● **Work to do**
Every line of the material below should be repeated exactly.

----- Input material

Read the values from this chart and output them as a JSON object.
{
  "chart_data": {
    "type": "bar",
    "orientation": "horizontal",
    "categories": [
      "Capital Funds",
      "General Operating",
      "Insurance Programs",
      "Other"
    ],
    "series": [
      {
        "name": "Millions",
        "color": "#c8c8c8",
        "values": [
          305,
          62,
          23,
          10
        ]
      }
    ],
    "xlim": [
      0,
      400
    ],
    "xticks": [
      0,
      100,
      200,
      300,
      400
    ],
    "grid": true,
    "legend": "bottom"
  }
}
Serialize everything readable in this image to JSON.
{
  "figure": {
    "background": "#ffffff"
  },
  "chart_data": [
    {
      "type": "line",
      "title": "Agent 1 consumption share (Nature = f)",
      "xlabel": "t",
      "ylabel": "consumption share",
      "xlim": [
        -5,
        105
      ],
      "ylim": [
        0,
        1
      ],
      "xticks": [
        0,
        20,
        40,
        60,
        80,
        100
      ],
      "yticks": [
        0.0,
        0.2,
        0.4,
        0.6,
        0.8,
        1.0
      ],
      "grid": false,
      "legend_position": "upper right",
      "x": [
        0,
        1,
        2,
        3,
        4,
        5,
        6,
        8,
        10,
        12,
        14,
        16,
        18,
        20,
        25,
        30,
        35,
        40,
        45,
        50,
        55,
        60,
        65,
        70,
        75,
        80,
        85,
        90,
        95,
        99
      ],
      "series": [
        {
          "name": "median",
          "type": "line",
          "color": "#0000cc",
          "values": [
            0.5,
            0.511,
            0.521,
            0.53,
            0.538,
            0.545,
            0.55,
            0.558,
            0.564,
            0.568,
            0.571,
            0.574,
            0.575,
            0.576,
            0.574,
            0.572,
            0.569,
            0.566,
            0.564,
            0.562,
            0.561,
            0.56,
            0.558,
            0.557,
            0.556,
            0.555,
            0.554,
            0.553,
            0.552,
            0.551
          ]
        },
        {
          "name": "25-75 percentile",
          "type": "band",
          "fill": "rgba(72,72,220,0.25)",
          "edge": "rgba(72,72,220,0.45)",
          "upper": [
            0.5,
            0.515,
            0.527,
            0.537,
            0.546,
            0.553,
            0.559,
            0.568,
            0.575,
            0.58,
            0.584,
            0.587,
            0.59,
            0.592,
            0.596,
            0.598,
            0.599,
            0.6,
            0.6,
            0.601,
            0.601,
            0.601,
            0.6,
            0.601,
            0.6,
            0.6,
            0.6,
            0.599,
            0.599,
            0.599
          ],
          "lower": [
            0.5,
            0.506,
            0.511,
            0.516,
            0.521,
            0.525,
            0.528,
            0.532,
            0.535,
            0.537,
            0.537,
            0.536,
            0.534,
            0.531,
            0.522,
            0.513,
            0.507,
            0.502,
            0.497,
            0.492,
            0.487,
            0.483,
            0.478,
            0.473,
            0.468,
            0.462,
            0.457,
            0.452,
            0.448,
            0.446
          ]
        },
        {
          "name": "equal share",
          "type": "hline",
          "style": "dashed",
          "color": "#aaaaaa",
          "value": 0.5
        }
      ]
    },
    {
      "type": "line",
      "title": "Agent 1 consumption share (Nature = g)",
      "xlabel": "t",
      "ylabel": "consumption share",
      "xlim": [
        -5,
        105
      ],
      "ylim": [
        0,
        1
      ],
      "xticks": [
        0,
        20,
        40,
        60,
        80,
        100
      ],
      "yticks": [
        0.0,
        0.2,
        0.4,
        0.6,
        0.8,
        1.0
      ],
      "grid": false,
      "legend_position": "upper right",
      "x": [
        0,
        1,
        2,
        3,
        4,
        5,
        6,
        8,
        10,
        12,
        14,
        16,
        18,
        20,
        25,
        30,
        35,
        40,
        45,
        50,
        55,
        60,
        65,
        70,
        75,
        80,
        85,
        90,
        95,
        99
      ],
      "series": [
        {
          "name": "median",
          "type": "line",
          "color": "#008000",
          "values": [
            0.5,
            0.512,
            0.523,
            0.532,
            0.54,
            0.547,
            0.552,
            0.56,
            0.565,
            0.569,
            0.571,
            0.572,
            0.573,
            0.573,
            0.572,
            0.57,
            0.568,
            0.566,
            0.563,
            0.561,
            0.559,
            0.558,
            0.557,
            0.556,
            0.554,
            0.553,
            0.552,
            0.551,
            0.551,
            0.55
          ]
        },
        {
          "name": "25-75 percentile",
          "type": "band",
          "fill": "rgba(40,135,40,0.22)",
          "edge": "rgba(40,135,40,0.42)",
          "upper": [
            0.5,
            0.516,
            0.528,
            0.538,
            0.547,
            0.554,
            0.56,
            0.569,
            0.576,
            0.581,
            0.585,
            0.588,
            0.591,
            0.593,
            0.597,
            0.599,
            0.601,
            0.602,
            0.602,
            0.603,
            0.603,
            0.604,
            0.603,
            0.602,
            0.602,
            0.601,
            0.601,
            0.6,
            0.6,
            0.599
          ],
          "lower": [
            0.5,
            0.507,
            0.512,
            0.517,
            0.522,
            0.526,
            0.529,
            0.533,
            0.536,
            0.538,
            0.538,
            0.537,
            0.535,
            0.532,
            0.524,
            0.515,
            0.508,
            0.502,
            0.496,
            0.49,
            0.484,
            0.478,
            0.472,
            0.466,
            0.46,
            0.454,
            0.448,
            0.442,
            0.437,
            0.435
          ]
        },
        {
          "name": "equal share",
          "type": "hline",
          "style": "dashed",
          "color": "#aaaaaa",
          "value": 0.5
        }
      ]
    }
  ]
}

----------

● **The solution**
Read the values from this chart and output them as a JSON object.
{
  "chart_data": {
    "type": "bar",
    "orientation": "horizontal",
    "categories": [
      "Capital Funds",
      "General Operating",
      "Insurance Programs",
      "Other"
    ],
    "series": [
      {
        "name": "Millions",
        "color": "#c8c8c8",
        "values": [
          305,
          62,
          23,
          10
        ]
      }
    ],
    "xlim": [
      0,
      400
    ],
    "xticks": [
      0,
      100,
      200,
      300,
      400
    ],
    "grid": true,
    "legend": "bottom"
  }
}
Serialize everything readable in this image to JSON.
{
  "figure": {
    "background": "#ffffff"
  },
  "chart_data": [
    {
      "type": "line",
      "title": "Agent 1 consumption share (Nature = f)",
      "xlabel": "t",
      "ylabel": "consumption share",
      "xlim": [
        -5,
        105
      ],
      "ylim": [
        0,
        1
      ],
      "xticks": [
        0,
        20,
        40,
        60,
        80,
        100
      ],
      "yticks": [
        0.0,
        0.2,
        0.4,
        0.6,
        0.8,
        1.0
      ],
      "grid": false,
      "legend_position": "upper right",
      "x": [
        0,
        1,
        2,
        3,
        4,
        5,
        6,
        8,
        10,
        12,
        14,
        16,
        18,
        20,
        25,
        30,
        35,
        40,
        45,
        50,
        55,
        60,
        65,
        70,
        75,
        80,
        85,
        90,
        95,
        99
      ],
      "series": [
        {
          "name": "median",
          "type": "line",
          "color": "#0000cc",
          "values": [
            0.5,
            0.511,
            0.521,
            0.53,
            0.538,
            0.545,
            0.55,
            0.558,
            0.564,
            0.568,
            0.571,
            0.574,
            0.575,
            0.576,
            0.574,
            0.572,
            0.569,
            0.566,
            0.564,
            0.562,
            0.561,
            0.56,
            0.558,
            0.557,
            0.556,
            0.555,
            0.554,
            0.553,
            0.552,
            0.551
          ]
        },
        {
          "name": "25-75 percentile",
          "type": "band",
          "fill": "rgba(72,72,220,0.25)",
          "edge": "rgba(72,72,220,0.45)",
          "upper": [
            0.5,
            0.515,
            0.527,
            0.537,
            0.546,
            0.553,
            0.559,
            0.568,
            0.575,
            0.58,
            0.584,
            0.587,
            0.59,
            0.592,
            0.596,
            0.598,
            0.599,
            0.6,
            0.6,
            0.601,
            0.601,
            0.601,
            0.6,
            0.601,
            0.6,
            0.6,
            0.6,
            0.599,
            0.599,
            0.599
          ],
          "lower": [
            0.5,
            0.506,
            0.511,
            0.516,
            0.521,
            0.525,
            0.528,
            0.532,
            0.535,
            0.537,
            0.537,
            0.536,
            0.534,
            0.531,
            0.522,
            0.513,
            0.507,
            0.502,
            0.497,
            0.492,
            0.487,
            0.483,
            0.478,
            0.473,
            0.468,
            0.462,
            0.457,
            0.452,
            0.448,
            0.446
          ]
        },
        {
          "name": "equal share",
          "type": "hline",
          "style": "dashed",
          "color": "#aaaaaa",
          "value": 0.5
        }
      ]
    },
    {
      "type": "line",
      "title": "Agent 1 consumption share (Nature = g)",
      "xlabel": "t",
      "ylabel": "consumption share",
      "xlim": [
        -5,
        105
      ],
      "ylim": [
        0,
        1
      ],
      "xticks": [
        0,
        20,
        40,
        60,
        80,
        100
      ],
      "yticks": [
        0.0,
        0.2,
        0.4,
        0.6,
        0.8,
        1.0
      ],
      "grid": false,
      "legend_position": "upper right",
      "x": [
        0,
        1,
        2,
        3,
        4,
        5,
        6,
        8,
        10,
        12,
        14,
        16,
        18,
        20,
        25,
        30,
        35,
        40,
        45,
        50,
        55,
        60,
        65,
        70,
        75,
        80,
        85,
        90,
        95,
        99
      ],
      "series": [
        {
          "name": "median",
          "type": "line",
          "color": "#008000",
          "values": [
            0.5,
            0.512,
            0.523,
            0.532,
            0.54,
            0.547,
            0.552,
            0.56,
            0.565,
            0.569,
            0.571,
            0.572,
            0.573,
            0.573,
            0.572,
            0.57,
            0.568,
            0.566,
            0.563,
            0.561,
            0.559,
            0.558,
            0.557,
            0.556,
            0.554,
            0.553,
            0.552,
            0.551,
            0.551,
            0.55
          ]
        },
        {
          "name": "25-75 percentile",
          "type": "band",
          "fill": "rgba(40,135,40,0.22)",
          "edge": "rgba(40,135,40,0.42)",
          "upper": [
            0.5,
            0.516,
            0.528,
            0.538,
            0.547,
            0.554,
            0.56,
            0.569,
            0.576,
            0.581,
            0.585,
            0.588,
            0.591,
            0.593,
            0.597,
            0.599,
            0.601,
            0.602,
            0.602,
            0.603,
            0.603,
            0.604,
            0.603,
            0.602,
            0.602,
            0.601,
            0.601,
            0.6,
            0.6,
            0.599
          ],
          "lower": [
            0.5,
            0.507,
            0.512,
            0.517,
            0.522,
            0.526,
            0.529,
            0.533,
            0.536,
            0.538,
            0.538,
            0.537,
            0.535,
            0.532,
            0.524,
            0.515,
            0.508,
            0.502,
            0.496,
            0.49,
            0.484,
            0.478,
            0.472,
            0.466,
            0.46,
            0.454,
            0.448,
            0.442,
            0.437,
            0.435
          ]
        },
        {
          "name": "equal share",
          "type": "hline",
          "style": "dashed",
          "color": "#aaaaaa",
          "value": 0.5
        }
      ]
    }
  ]
}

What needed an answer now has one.